Your task is to output the entries below word for word.

═══ EXERCISE MATERIAL

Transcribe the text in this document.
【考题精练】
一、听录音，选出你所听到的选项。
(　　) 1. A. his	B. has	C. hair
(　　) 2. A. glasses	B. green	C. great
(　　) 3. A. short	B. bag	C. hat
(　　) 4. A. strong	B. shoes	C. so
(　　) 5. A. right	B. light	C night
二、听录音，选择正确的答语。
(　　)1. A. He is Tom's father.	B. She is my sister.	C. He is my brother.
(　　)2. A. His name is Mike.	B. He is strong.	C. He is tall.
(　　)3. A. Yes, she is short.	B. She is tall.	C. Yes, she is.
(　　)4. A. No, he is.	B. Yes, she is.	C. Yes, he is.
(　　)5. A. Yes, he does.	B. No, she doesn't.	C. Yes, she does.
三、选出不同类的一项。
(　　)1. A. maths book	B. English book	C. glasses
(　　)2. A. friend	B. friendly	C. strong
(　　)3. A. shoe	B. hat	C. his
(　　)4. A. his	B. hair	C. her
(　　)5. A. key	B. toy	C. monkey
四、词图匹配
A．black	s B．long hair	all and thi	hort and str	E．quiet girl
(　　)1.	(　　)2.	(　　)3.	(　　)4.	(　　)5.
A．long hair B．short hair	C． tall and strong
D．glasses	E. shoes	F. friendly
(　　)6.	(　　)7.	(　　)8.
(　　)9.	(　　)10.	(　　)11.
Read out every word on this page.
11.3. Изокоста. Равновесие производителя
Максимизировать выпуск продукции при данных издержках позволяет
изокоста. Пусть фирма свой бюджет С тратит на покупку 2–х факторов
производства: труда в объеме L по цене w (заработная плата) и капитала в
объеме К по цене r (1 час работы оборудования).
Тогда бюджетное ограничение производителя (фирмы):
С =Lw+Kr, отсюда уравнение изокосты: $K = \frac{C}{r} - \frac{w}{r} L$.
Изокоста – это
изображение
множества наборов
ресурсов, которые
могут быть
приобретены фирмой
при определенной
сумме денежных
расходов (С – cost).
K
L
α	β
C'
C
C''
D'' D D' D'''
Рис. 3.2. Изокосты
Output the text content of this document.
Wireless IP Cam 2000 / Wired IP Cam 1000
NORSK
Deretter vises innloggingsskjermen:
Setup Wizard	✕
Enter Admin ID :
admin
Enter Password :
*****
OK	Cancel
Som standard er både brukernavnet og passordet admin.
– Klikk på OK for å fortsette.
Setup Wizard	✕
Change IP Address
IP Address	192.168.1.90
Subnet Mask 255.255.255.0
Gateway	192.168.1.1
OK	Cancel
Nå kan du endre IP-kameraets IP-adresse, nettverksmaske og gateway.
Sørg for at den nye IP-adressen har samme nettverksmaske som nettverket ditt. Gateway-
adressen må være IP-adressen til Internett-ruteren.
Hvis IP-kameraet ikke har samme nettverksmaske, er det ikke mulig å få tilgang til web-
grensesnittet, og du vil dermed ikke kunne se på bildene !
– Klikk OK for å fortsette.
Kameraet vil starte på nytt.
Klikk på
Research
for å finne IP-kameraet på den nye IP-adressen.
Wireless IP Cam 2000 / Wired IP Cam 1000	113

══════

RESULT OF THIS TASK:
Transcribe the text in this document.
【考题精练】
一、听录音，选出你所听到的选项。
(　　) 1. A. his	B. has	C. hair
(　　) 2. A. glasses	B. green	C. great
(　　) 3. A. short	B. bag	C. hat
(　　) 4. A. strong	B. shoes	C. so
(　　) 5. A. right	B. light	C night
二、听录音，选择正确的答语。
(　　)1. A. He is Tom's father.	B. She is my sister.	C. He is my brother.
(　　)2. A. His name is Mike.	B. He is strong.	C. He is tall.
(　　)3. A. Yes, she is short.	B. She is tall.	C. Yes, she is.
(　　)4. A. No, he is.	B. Yes, she is.	C. Yes, he is.
(　　)5. A. Yes, he does.	B. No, she doesn't.	C. Yes, she does.
三、选出不同类的一项。
(　　)1. A. maths book	B. English book	C. glasses
(　　)2. A. friend	B. friendly	C. strong
(　　)3. A. shoe	B. hat	C. his
(　　)4. A. his	B. hair	C. her
(　　)5. A. key	B. toy	C. monkey
四、词图匹配
A．black	s B．long hair	all and thi	hort and str	E．quiet girl
(　　)1.	(　　)2.	(　　)3.	(　　)4.	(　　)5.
A．long hair B．short hair	C． tall and strong
D．glasses	E. shoes	F. friendly
(　　)6.	(　　)7.	(　　)8.
(　　)9.	(　　)10.	(　　)11.
Read out every word on this page.
11.3. Изокоста. Равновесие производителя
Максимизировать выпуск продукции при данных издержках позволяет
изокоста. Пусть фирма свой бюджет С тратит на покупку 2–х факторов
производства: труда в объеме L по цене w (заработная плата) и капитала в
объеме К по цене r (1 час работы оборудования).
Тогда бюджетное ограничение производителя (фирмы):
С =Lw+Kr, отсюда уравнение изокосты: $K = \frac{C}{r} - \frac{w}{r} L$.
Изокоста – это
изображение
множества наборов
ресурсов, которые
могут быть
приобретены фирмой
при определенной
сумме денежных
расходов (С – cost).
K
L
α	β
C'
C
C''
D'' D D' D'''
Рис. 3.2. Изокосты
Output the text content of this document.
Wireless IP Cam 2000 / Wired IP Cam 1000
NORSK
Deretter vises innloggingsskjermen:
Setup Wizard	✕
Enter Admin ID :
admin
Enter Password :
*****
OK	Cancel
Som standard er både brukernavnet og passordet admin.
– Klikk på OK for å fortsette.
Setup Wizard	✕
Change IP Address
IP Address	192.168.1.90
Subnet Mask 255.255.255.0
Gateway	192.168.1.1
OK	Cancel
Nå kan du endre IP-kameraets IP-adresse, nettverksmaske og gateway.
Sørg for at den nye IP-adressen har samme nettverksmaske som nettverket ditt. Gateway-
adressen må være IP-adressen til Internett-ruteren.
Hvis IP-kameraet ikke har samme nettverksmaske, er det ikke mulig å få tilgang til web-
grensesnittet, og du vil dermed ikke kunne se på bildene !
– Klikk OK for å fortsette.
Kameraet vil starte på nytt.
Klikk på
Research
for å finne IP-kameraet på den nye IP-adressen.
Wireless IP Cam 2000 / Wired IP Cam 1000	113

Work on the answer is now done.